▸ **Image records of document pages**:
※ ※ ※
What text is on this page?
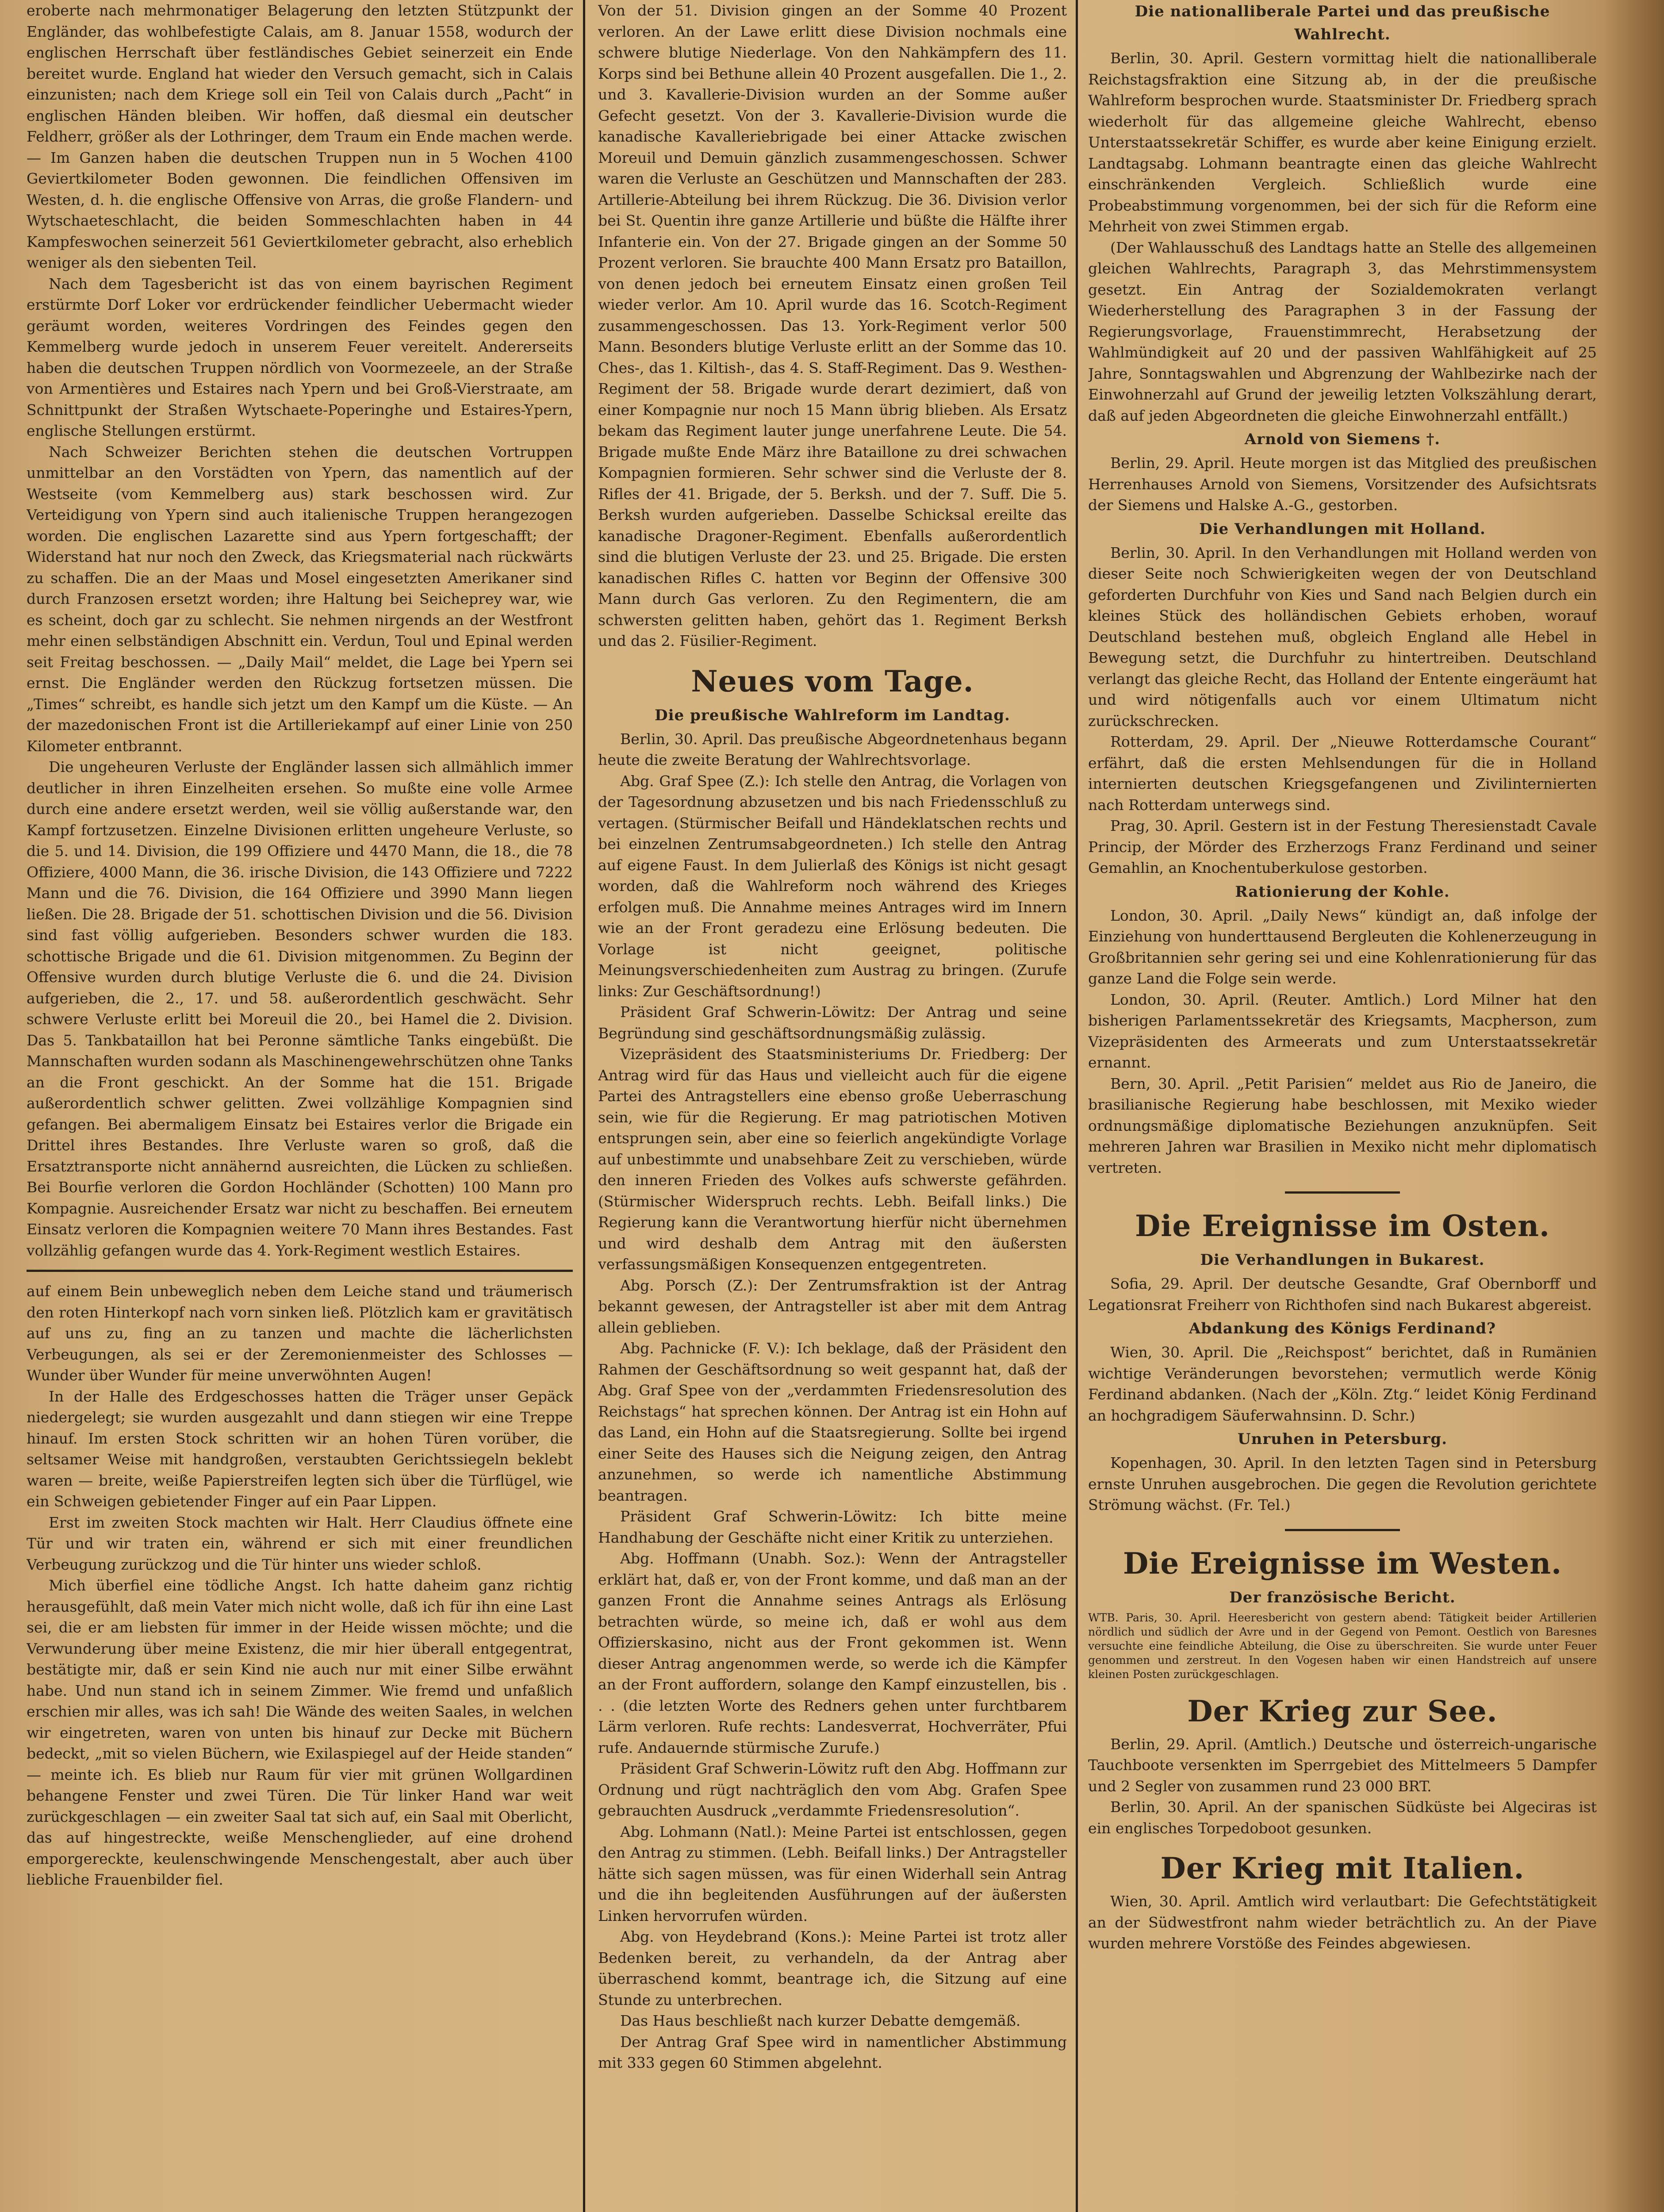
eroberte nach mehrmonatiger Belagerung den letzten Stützpunkt der Engländer, das wohlbefestigte Calais, am 8. Januar 1558, wodurch der englischen Herrschaft über festländisches Gebiet seinerzeit ein Ende bereitet wurde. England hat wieder den Versuch gemacht, sich in Calais einzunisten; nach dem Kriege soll ein Teil von Calais durch „Pacht“ in englischen Händen bleiben. Wir hoffen, daß diesmal ein deutscher Feldherr, größer als der Lothringer, dem Traum ein Ende machen werde. — Im Ganzen haben die deutschen Truppen nun in 5 Wochen 4100 Geviertkilometer Boden gewonnen. Die feindlichen Offensiven im Westen, d. h. die englische Offensive von Arras, die große Flandern- und Wytschaeteschlacht, die beiden Sommeschlachten haben in 44 Kampfeswochen seinerzeit 561 Geviertkilometer gebracht, also erheblich weniger als den siebenten Teil.

Nach dem Tagesbericht ist das von einem bayrischen Regiment erstürmte Dorf Loker vor erdrückender feindlicher Uebermacht wieder geräumt worden, weiteres Vordringen des Feindes gegen den Kemmelberg wurde jedoch in unserem Feuer vereitelt. Andererseits haben die deutschen Truppen nördlich von Voormezeele, an der Straße von Armentières und Estaires nach Ypern und bei Groß-Vierstraate, am Schnittpunkt der Straßen Wytschaete-Poperinghe und Estaires-Ypern, englische Stellungen erstürmt.

Nach Schweizer Berichten stehen die deutschen Vortruppen unmittelbar an den Vorstädten von Ypern, das namentlich auf der Westseite (vom Kemmelberg aus) stark beschossen wird. Zur Verteidigung von Ypern sind auch italienische Truppen herangezogen worden. Die englischen Lazarette sind aus Ypern fortgeschafft; der Widerstand hat nur noch den Zweck, das Kriegsmaterial nach rückwärts zu schaffen. Die an der Maas und Mosel eingesetzten Amerikaner sind durch Franzosen ersetzt worden; ihre Haltung bei Seicheprey war, wie es scheint, doch gar zu schlecht. Sie nehmen nirgends an der Westfront mehr einen selbständigen Abschnitt ein. Verdun, Toul und Epinal werden seit Freitag beschossen. — „Daily Mail“ meldet, die Lage bei Ypern sei ernst. Die Engländer werden den Rückzug fortsetzen müssen. Die „Times“ schreibt, es handle sich jetzt um den Kampf um die Küste. — An der mazedonischen Front ist die Artilleriekampf auf einer Linie von 250 Kilometer entbrannt.

Die ungeheuren Verluste der Engländer lassen sich allmählich immer deutlicher in ihren Einzelheiten ersehen. So mußte eine volle Armee durch eine andere ersetzt werden, weil sie völlig außerstande war, den Kampf fortzusetzen. Einzelne Divisionen erlitten ungeheure Verluste, so die 5. und 14. Division, die 199 Offiziere und 4470 Mann, die 18., die 78 Offiziere, 4000 Mann, die 36. irische Division, die 143 Offiziere und 7222 Mann und die 76. Division, die 164 Offiziere und 3990 Mann liegen ließen. Die 28. Brigade der 51. schottischen Division und die 56. Division sind fast völlig aufgerieben. Besonders schwer wurden die 183. schottische Brigade und die 61. Division mitgenommen. Zu Beginn der Offensive wurden durch blutige Verluste die 6. und die 24. Division aufgerieben, die 2., 17. und 58. außerordentlich geschwächt. Sehr schwere Verluste erlitt bei Moreuil die 20., bei Hamel die 2. Division. Das 5. Tankbataillon hat bei Peronne sämtliche Tanks eingebüßt. Die Mannschaften wurden sodann als Maschinengewehrschützen ohne Tanks an die Front geschickt. An der Somme hat die 151. Brigade außerordentlich schwer gelitten. Zwei vollzählige Kompagnien sind gefangen. Bei abermaligem Einsatz bei Estaires verlor die Brigade ein Drittel ihres Bestandes. Ihre Verluste waren so groß, daß die Ersatztransporte nicht annähernd ausreichten, die Lücken zu schließen. Bei Bourfie verloren die Gordon Hochländer (Schotten) 100 Mann pro Kompagnie. Ausreichender Ersatz war nicht zu beschaffen. Bei erneutem Einsatz verloren die Kompagnien weitere 70 Mann ihres Bestandes. Fast vollzählig gefangen wurde das 4. York-Regiment westlich Estaires.

auf einem Bein unbeweglich neben dem Leiche stand und träumerisch den roten Hinterkopf nach vorn sinken ließ. Plötzlich kam er gravitätisch auf uns zu, fing an zu tanzen und machte die lächerlichsten Verbeugungen, als sei er der Zeremonienmeister des Schlosses — Wunder über Wunder für meine unverwöhnten Augen!

In der Halle des Erdgeschosses hatten die Träger unser Gepäck niedergelegt; sie wurden ausgezahlt und dann stiegen wir eine Treppe hinauf. Im ersten Stock schritten wir an hohen Türen vorüber, die seltsamer Weise mit handgroßen, verstaubten Gerichtssiegeln beklebt waren — breite, weiße Papierstreifen legten sich über die Türflügel, wie ein Schweigen gebietender Finger auf ein Paar Lippen.

Erst im zweiten Stock machten wir Halt. Herr Claudius öffnete eine Tür und wir traten ein, während er sich mit einer freundlichen Verbeugung zurückzog und die Tür hinter uns wieder schloß.

Mich überfiel eine tödliche Angst. Ich hatte daheim ganz richtig herausgefühlt, daß mein Vater mich nicht wolle, daß ich für ihn eine Last sei, die er am liebsten für immer in der Heide wissen möchte; und die Verwunderung über meine Existenz, die mir hier überall entgegentrat, bestätigte mir, daß er sein Kind nie auch nur mit einer Silbe erwähnt habe. Und nun stand ich in seinem Zimmer. Wie fremd und unfaßlich erschien mir alles, was ich sah! Die Wände des weiten Saales, in welchen wir eingetreten, waren von unten bis hinauf zur Decke mit Büchern bedeckt, „mit so vielen Büchern, wie Exilaspiegel auf der Heide standen“ — meinte ich. Es blieb nur Raum für vier mit grünen Wollgardinen behangene Fenster und zwei Türen. Die Tür linker Hand war weit zurückgeschlagen — ein zweiter Saal tat sich auf, ein Saal mit Oberlicht, das auf hingestreckte, weiße Menschenglieder, auf eine drohend emporgereckte, keulenschwingende Menschengestalt, aber auch über liebliche Frauenbilder fiel.

Von der 51. Division gingen an der Somme 40 Prozent verloren. An der Lawe erlitt diese Division nochmals eine schwere blutige Niederlage. Von den Nahkämpfern des 11. Korps sind bei Bethune allein 40 Prozent ausgefallen. Die 1., 2. und 3. Kavallerie-Division wurden an der Somme außer Gefecht gesetzt. Von der 3. Kavallerie-Division wurde die kanadische Kavalleriebrigade bei einer Attacke zwischen Moreuil und Demuin gänzlich zusammengeschossen. Schwer waren die Verluste an Geschützen und Mannschaften der 283. Artillerie-Abteilung bei ihrem Rückzug. Die 36. Division verlor bei St. Quentin ihre ganze Artillerie und büßte die Hälfte ihrer Infanterie ein. Von der 27. Brigade gingen an der Somme 50 Prozent verloren. Sie brauchte 400 Mann Ersatz pro Bataillon, von denen jedoch bei erneutem Einsatz einen großen Teil wieder verlor. Am 10. April wurde das 16. Scotch-Regiment zusammengeschossen. Das 13. York-Regiment verlor 500 Mann. Besonders blutige Verluste erlitt an der Somme das 10. Ches-, das 1. Kiltish-, das 4. S. Staff-Regiment. Das 9. Westhen-Regiment der 58. Brigade wurde derart dezimiert, daß von einer Kompagnie nur noch 15 Mann übrig blieben. Als Ersatz bekam das Regiment lauter junge unerfahrene Leute. Die 54. Brigade mußte Ende März ihre Bataillone zu drei schwachen Kompagnien formieren. Sehr schwer sind die Verluste der 8. Rifles der 41. Brigade, der 5. Berksh. und der 7. Suff. Die 5. Berksh wurden aufgerieben. Dasselbe Schicksal ereilte das kanadische Dragoner-Regiment. Ebenfalls außerordentlich sind die blutigen Verluste der 23. und 25. Brigade. Die ersten kanadischen Rifles C. hatten vor Beginn der Offensive 300 Mann durch Gas verloren. Zu den Regimentern, die am schwersten gelitten haben, gehört das 1. Regiment Berksh und das 2. Füsilier-Regiment.

Neues vom Tage.
Die preußische Wahlreform im Landtag.

Berlin, 30. April. Das preußische Abgeordnetenhaus begann heute die zweite Beratung der Wahlrechtsvorlage.

Abg. Graf Spee (Z.): Ich stelle den Antrag, die Vorlagen von der Tagesordnung abzusetzen und bis nach Friedensschluß zu vertagen. (Stürmischer Beifall und Händeklatschen rechts und bei einzelnen Zentrumsabgeordneten.) Ich stelle den Antrag auf eigene Faust. In dem Julierlaß des Königs ist nicht gesagt worden, daß die Wahlreform noch während des Krieges erfolgen muß. Die Annahme meines Antrages wird im Innern wie an der Front geradezu eine Erlösung bedeuten. Die Vorlage ist nicht geeignet, politische Meinungsverschiedenheiten zum Austrag zu bringen. (Zurufe links: Zur Geschäftsordnung!)

Präsident Graf Schwerin-Löwitz: Der Antrag und seine Begründung sind geschäftsordnungsmäßig zulässig.

Vizepräsident des Staatsministeriums Dr. Friedberg: Der Antrag wird für das Haus und vielleicht auch für die eigene Partei des Antragstellers eine ebenso große Ueberraschung sein, wie für die Regierung. Er mag patriotischen Motiven entsprungen sein, aber eine so feierlich angekündigte Vorlage auf unbestimmte und unabsehbare Zeit zu verschieben, würde den inneren Frieden des Volkes aufs schwerste gefährden. (Stürmischer Widerspruch rechts. Lebh. Beifall links.) Die Regierung kann die Verantwortung hierfür nicht übernehmen und wird deshalb dem Antrag mit den äußersten verfassungsmäßigen Konsequenzen entgegentreten.

Abg. Porsch (Z.): Der Zentrumsfraktion ist der Antrag bekannt gewesen, der Antragsteller ist aber mit dem Antrag allein geblieben.

Abg. Pachnicke (F. V.): Ich beklage, daß der Präsident den Rahmen der Geschäftsordnung so weit gespannt hat, daß der Abg. Graf Spee von der „verdammten Friedensresolution des Reichstags“ hat sprechen können. Der Antrag ist ein Hohn auf das Land, ein Hohn auf die Staatsregierung. Sollte bei irgend einer Seite des Hauses sich die Neigung zeigen, den Antrag anzunehmen, so werde ich namentliche Abstimmung beantragen.

Präsident Graf Schwerin-Löwitz: Ich bitte meine Handhabung der Geschäfte nicht einer Kritik zu unterziehen.

Abg. Hoffmann (Unabh. Soz.): Wenn der Antragsteller erklärt hat, daß er, von der Front komme, und daß man an der ganzen Front die Annahme seines Antrags als Erlösung betrachten würde, so meine ich, daß er wohl aus dem Offizierskasino, nicht aus der Front gekommen ist. Wenn dieser Antrag angenommen werde, so werde ich die Kämpfer an der Front auffordern, solange den Kampf einzustellen, bis . . . (die letzten Worte des Redners gehen unter furchtbarem Lärm verloren. Rufe rechts: Landesverrat, Hochverräter, Pfui rufe. Andauernde stürmische Zurufe.)

Präsident Graf Schwerin-Löwitz ruft den Abg. Hoffmann zur Ordnung und rügt nachträglich den vom Abg. Grafen Spee gebrauchten Ausdruck „verdammte Friedensresolution“.

Abg. Lohmann (Natl.): Meine Partei ist entschlossen, gegen den Antrag zu stimmen. (Lebh. Beifall links.) Der Antragsteller hätte sich sagen müssen, was für einen Widerhall sein Antrag und die ihn begleitenden Ausführungen auf der äußersten Linken hervorrufen würden.

Abg. von Heydebrand (Kons.): Meine Partei ist trotz aller Bedenken bereit, zu verhandeln, da der Antrag aber überraschend kommt, beantrage ich, die Sitzung auf eine Stunde zu unterbrechen.

Das Haus beschließt nach kurzer Debatte demgemäß.

Der Antrag Graf Spee wird in namentlicher Abstimmung mit 333 gegen 60 Stimmen abgelehnt.

Die nationalliberale Partei und das preußische Wahlrecht.

Berlin, 30. April. Gestern vormittag hielt die nationalliberale Reichstagsfraktion eine Sitzung ab, in der die preußische Wahlreform besprochen wurde. Staatsminister Dr. Friedberg sprach wiederholt für das allgemeine gleiche Wahlrecht, ebenso Unterstaatssekretär Schiffer, es wurde aber keine Einigung erzielt. Landtagsabg. Lohmann beantragte einen das gleiche Wahlrecht einschränkenden Vergleich. Schließlich wurde eine Probeabstimmung vorgenommen, bei der sich für die Reform eine Mehrheit von zwei Stimmen ergab.

(Der Wahlausschuß des Landtags hatte an Stelle des allgemeinen gleichen Wahlrechts, Paragraph 3, das Mehrstimmensystem gesetzt. Ein Antrag der Sozialdemokraten verlangt Wiederherstellung des Paragraphen 3 in der Fassung der Regierungsvorlage, Frauenstimmrecht, Herabsetzung der Wahlmündigkeit auf 20 und der passiven Wahlfähigkeit auf 25 Jahre, Sonntagswahlen und Abgrenzung der Wahlbezirke nach der Einwohnerzahl auf Grund der jeweilig letzten Volkszählung derart, daß auf jeden Abgeordneten die gleiche Einwohnerzahl entfällt.)

Arnold von Siemens †.

Berlin, 29. April. Heute morgen ist das Mitglied des preußischen Herrenhauses Arnold von Siemens, Vorsitzender des Aufsichtsrats der Siemens und Halske A.-G., gestorben.

Die Verhandlungen mit Holland.

Berlin, 30. April. In den Verhandlungen mit Holland werden von dieser Seite noch Schwierigkeiten wegen der von Deutschland geforderten Durchfuhr von Kies und Sand nach Belgien durch ein kleines Stück des holländischen Gebiets erhoben, worauf Deutschland bestehen muß, obgleich England alle Hebel in Bewegung setzt, die Durchfuhr zu hintertreiben. Deutschland verlangt das gleiche Recht, das Holland der Entente eingeräumt hat und wird nötigenfalls auch vor einem Ultimatum nicht zurückschrecken.

Rotterdam, 29. April. Der „Nieuwe Rotterdamsche Courant“ erfährt, daß die ersten Mehlsendungen für die in Holland internierten deutschen Kriegsgefangenen und Zivilinternierten nach Rotterdam unterwegs sind.

Prag, 30. April. Gestern ist in der Festung Theresienstadt Cavale Princip, der Mörder des Erzherzogs Franz Ferdinand und seiner Gemahlin, an Knochentuberkulose gestorben.

Rationierung der Kohle.

London, 30. April. „Daily News“ kündigt an, daß infolge der Einziehung von hunderttausend Bergleuten die Kohlenerzeugung in Großbritannien sehr gering sei und eine Kohlenrationierung für das ganze Land die Folge sein werde.

London, 30. April. (Reuter. Amtlich.) Lord Milner hat den bisherigen Parlamentssekretär des Kriegsamts, Macpherson, zum Vizepräsidenten des Armeerats und zum Unterstaatssekretär ernannt.

Bern, 30. April. „Petit Parisien“ meldet aus Rio de Janeiro, die brasilianische Regierung habe beschlossen, mit Mexiko wieder ordnungsmäßige diplomatische Beziehungen anzuknüpfen. Seit mehreren Jahren war Brasilien in Mexiko nicht mehr diplomatisch vertreten.

Die Ereignisse im Osten.
Die Verhandlungen in Bukarest.

Sofia, 29. April. Der deutsche Gesandte, Graf Obernborff und Legationsrat Freiherr von Richthofen sind nach Bukarest abgereist.

Abdankung des Königs Ferdinand?

Wien, 30. April. Die „Reichspost“ berichtet, daß in Rumänien wichtige Veränderungen bevorstehen; vermutlich werde König Ferdinand abdanken. (Nach der „Köln. Ztg.“ leidet König Ferdinand an hochgradigem Säuferwahnsinn. D. Schr.)

Unruhen in Petersburg.

Kopenhagen, 30. April. In den letzten Tagen sind in Petersburg ernste Unruhen ausgebrochen. Die gegen die Revolution gerichtete Strömung wächst. (Fr. Tel.)

Die Ereignisse im Westen.
Der französische Bericht.

WTB. Paris, 30. April. Heeresbericht von gestern abend: Tätigkeit beider Artillerien nördlich und südlich der Avre und in der Gegend von Pemont. Oestlich von Baresnes versuchte eine feindliche Abteilung, die Oise zu überschreiten. Sie wurde unter Feuer genommen und zerstreut. In den Vogesen haben wir einen Handstreich auf unsere kleinen Posten zurückgeschlagen.

Der Krieg zur See.

Berlin, 29. April. (Amtlich.) Deutsche und österreich-ungarische Tauchboote versenkten im Sperrgebiet des Mittelmeers 5 Dampfer und 2 Segler von zusammen rund 23 000 BRT.

Berlin, 30. April. An der spanischen Südküste bei Algeciras ist ein englisches Torpedoboot gesunken.

Der Krieg mit Italien.

Wien, 30. April. Amtlich wird verlautbart: Die Gefechtstätigkeit an der Südwestfront nahm wieder beträchtlich zu. An der Piave wurden mehrere Vorstöße des Feindes abgewiesen.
※ ※ ※
▸ **Your task**: What is the number of lines in these entries that hold "Wien"? Reply with the figure alone.

▸ **Solution for this problem**: 2